[Request]: Quote all entries exactly, leaving pictures aside.

[Provided data]:
## Begin
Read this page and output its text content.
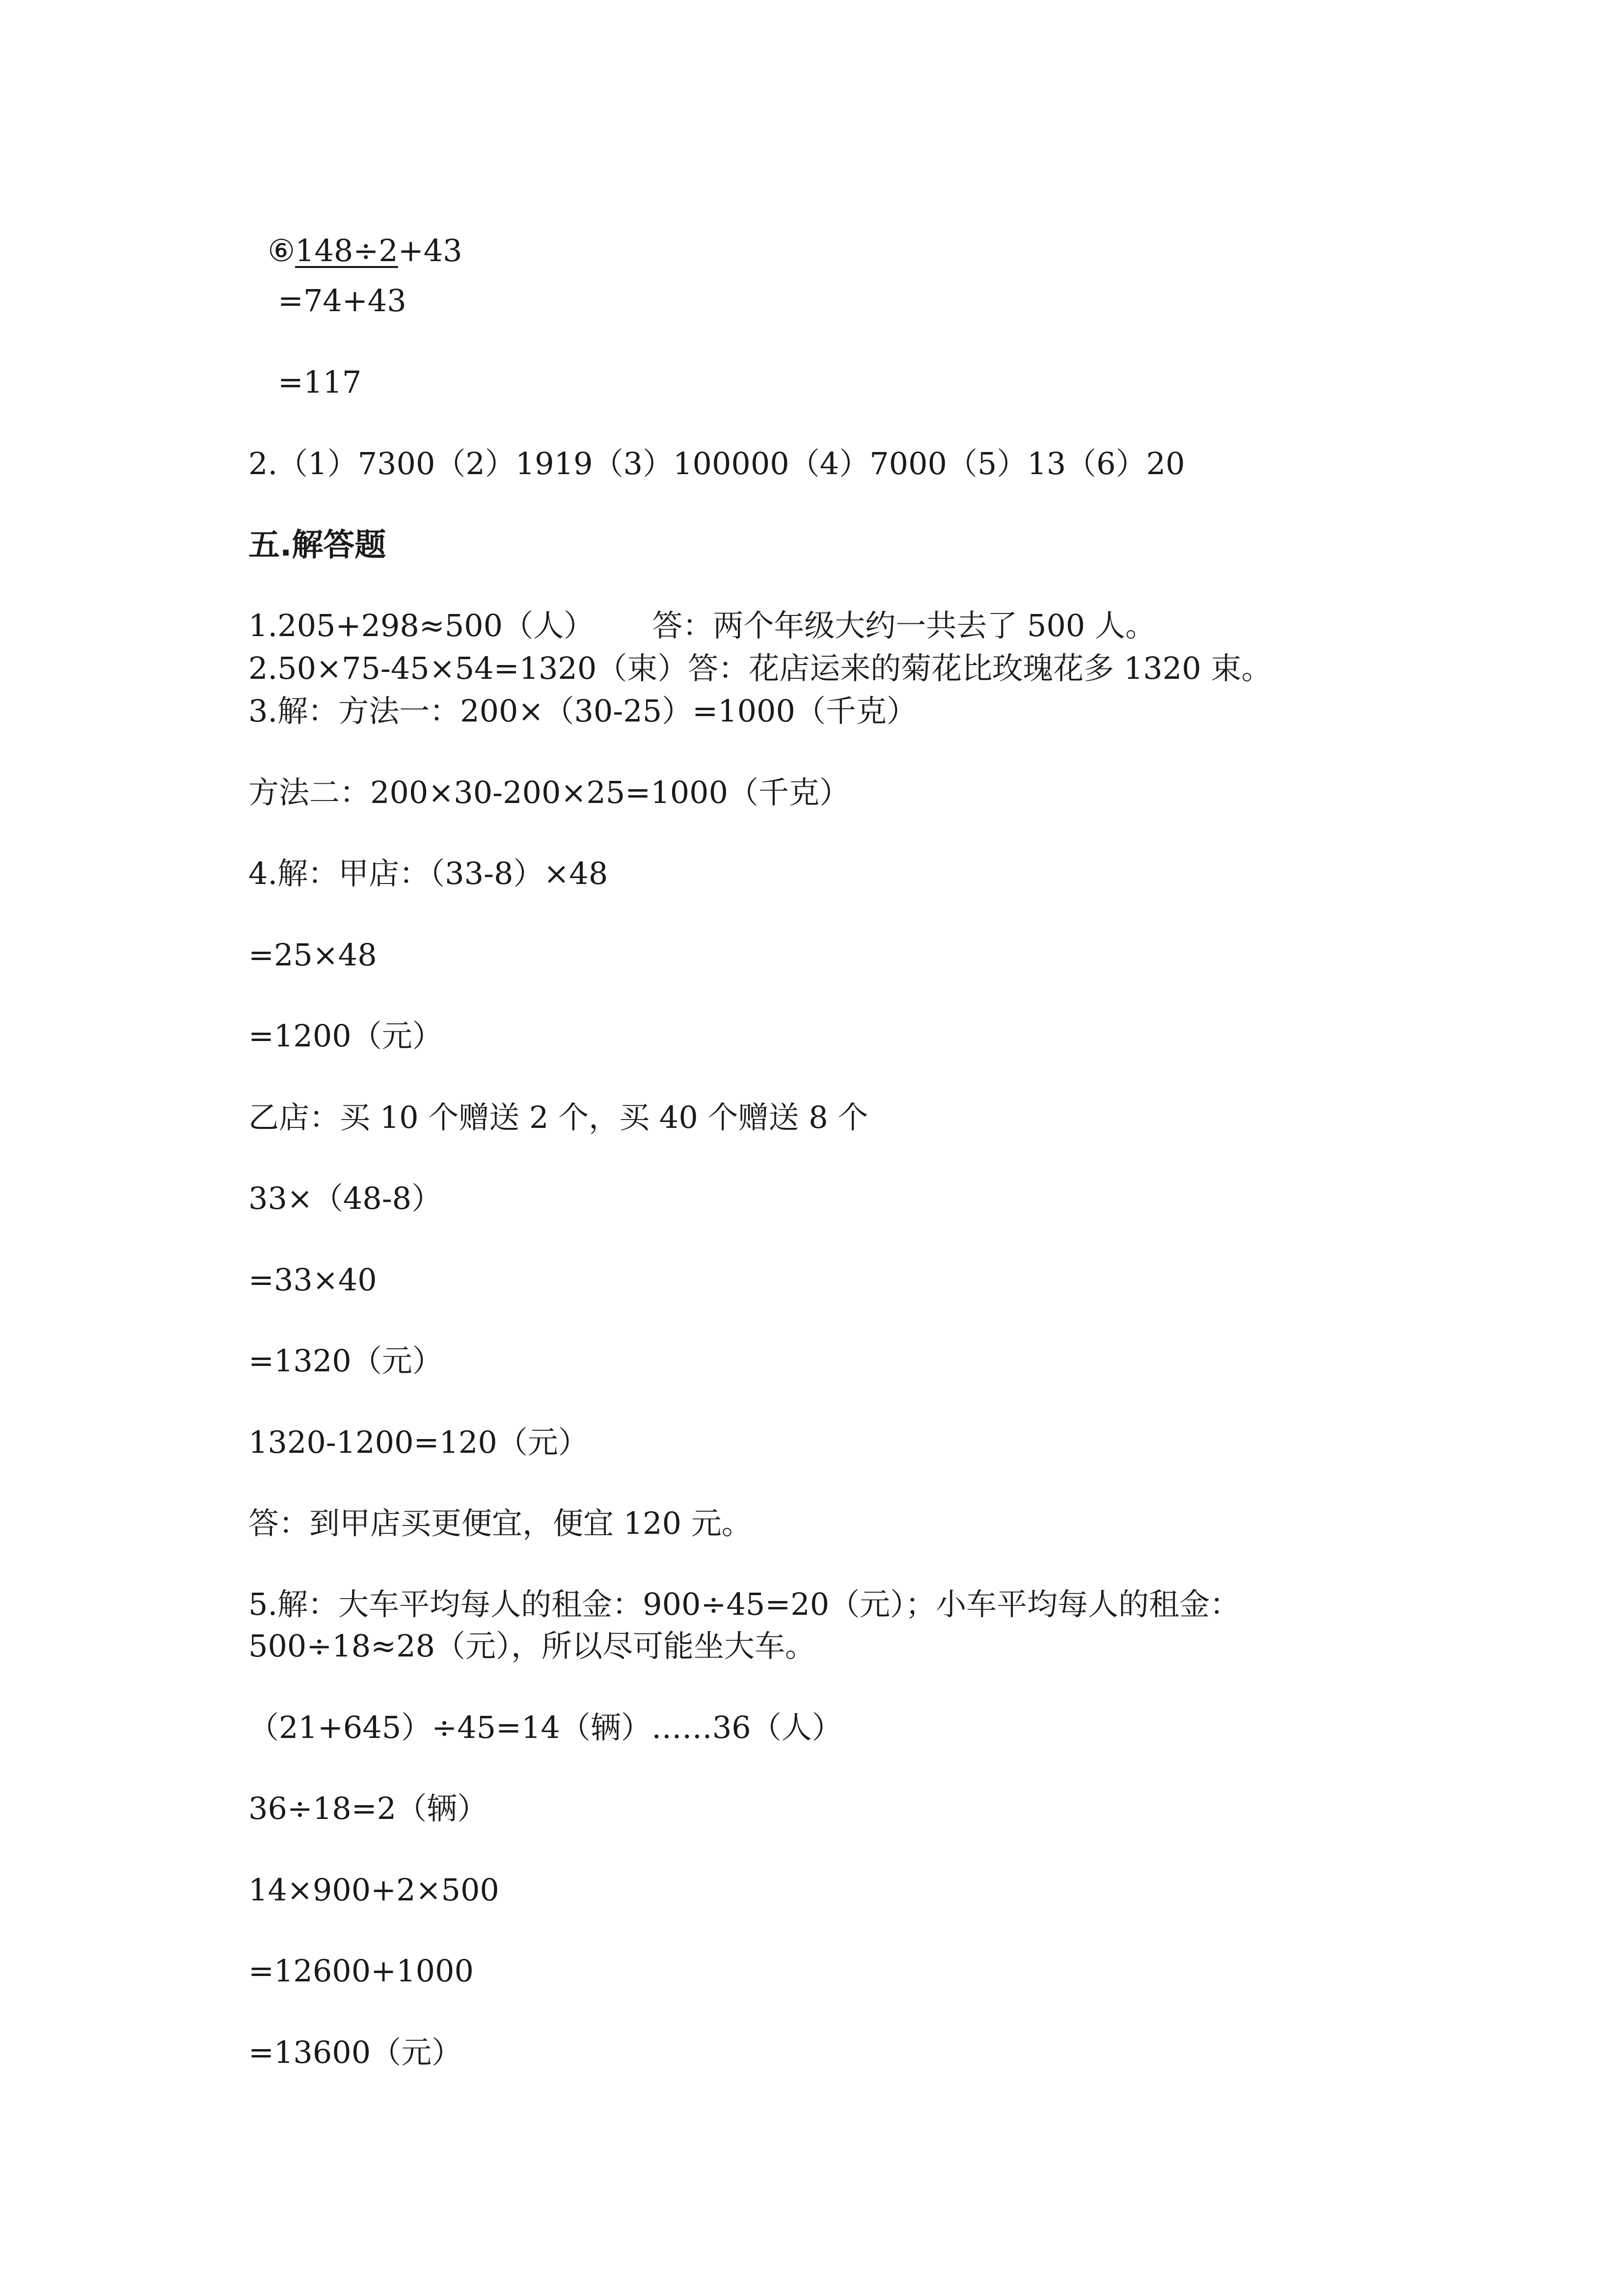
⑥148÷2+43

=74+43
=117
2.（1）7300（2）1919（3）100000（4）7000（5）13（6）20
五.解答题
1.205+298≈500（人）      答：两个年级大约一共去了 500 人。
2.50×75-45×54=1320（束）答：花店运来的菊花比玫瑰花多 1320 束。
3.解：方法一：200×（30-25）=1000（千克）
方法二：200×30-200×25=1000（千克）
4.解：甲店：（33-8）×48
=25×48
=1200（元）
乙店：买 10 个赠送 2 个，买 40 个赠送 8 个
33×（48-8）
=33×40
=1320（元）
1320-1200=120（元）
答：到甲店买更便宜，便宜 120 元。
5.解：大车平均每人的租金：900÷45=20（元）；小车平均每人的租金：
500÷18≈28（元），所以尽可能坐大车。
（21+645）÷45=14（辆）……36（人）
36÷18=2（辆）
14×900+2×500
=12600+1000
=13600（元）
## End
[Answer for this exercise]:
Read this page and output its text content.
⑥148÷2+43

=74+43
=117
2.（1）7300（2）1919（3）100000（4）7000（5）13（6）20
五.解答题
1.205+298≈500（人）      答：两个年级大约一共去了 500 人。
2.50×75-45×54=1320（束）答：花店运来的菊花比玫瑰花多 1320 束。
3.解：方法一：200×（30-25）=1000（千克）
方法二：200×30-200×25=1000（千克）
4.解：甲店：（33-8）×48
=25×48
=1200（元）
乙店：买 10 个赠送 2 个，买 40 个赠送 8 个
33×（48-8）
=33×40
=1320（元）
1320-1200=120（元）
答：到甲店买更便宜，便宜 120 元。
5.解：大车平均每人的租金：900÷45=20（元）；小车平均每人的租金：
500÷18≈28（元），所以尽可能坐大车。
（21+645）÷45=14（辆）……36（人）
36÷18=2（辆）
14×900+2×500
=12600+1000
=13600（元）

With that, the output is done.